Task directions :: Gather all lines with "text" from the records.

Records for this task ::
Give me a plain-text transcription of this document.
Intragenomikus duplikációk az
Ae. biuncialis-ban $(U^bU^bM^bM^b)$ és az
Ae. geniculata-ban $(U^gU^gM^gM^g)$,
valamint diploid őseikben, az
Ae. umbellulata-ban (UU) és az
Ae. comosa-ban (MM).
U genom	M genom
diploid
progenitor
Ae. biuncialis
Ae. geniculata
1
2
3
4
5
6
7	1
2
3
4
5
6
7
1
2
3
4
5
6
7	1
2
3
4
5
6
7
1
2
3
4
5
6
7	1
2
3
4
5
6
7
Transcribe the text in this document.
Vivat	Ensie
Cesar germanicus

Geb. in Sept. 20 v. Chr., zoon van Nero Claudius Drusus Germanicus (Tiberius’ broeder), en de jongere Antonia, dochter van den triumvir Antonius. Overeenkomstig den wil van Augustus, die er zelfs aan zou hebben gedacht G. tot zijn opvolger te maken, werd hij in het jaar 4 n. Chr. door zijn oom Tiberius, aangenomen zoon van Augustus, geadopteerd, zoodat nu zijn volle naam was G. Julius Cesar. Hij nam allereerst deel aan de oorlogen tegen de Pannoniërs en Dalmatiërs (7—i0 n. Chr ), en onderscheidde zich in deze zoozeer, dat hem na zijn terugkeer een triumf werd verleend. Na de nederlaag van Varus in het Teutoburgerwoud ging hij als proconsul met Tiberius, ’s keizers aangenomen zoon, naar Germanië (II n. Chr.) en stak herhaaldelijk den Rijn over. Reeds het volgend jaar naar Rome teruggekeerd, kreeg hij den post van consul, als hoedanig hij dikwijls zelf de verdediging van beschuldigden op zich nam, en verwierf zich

Worked solution ::
Give me a plain-text transcription of this document.
Transcribe the text in this document.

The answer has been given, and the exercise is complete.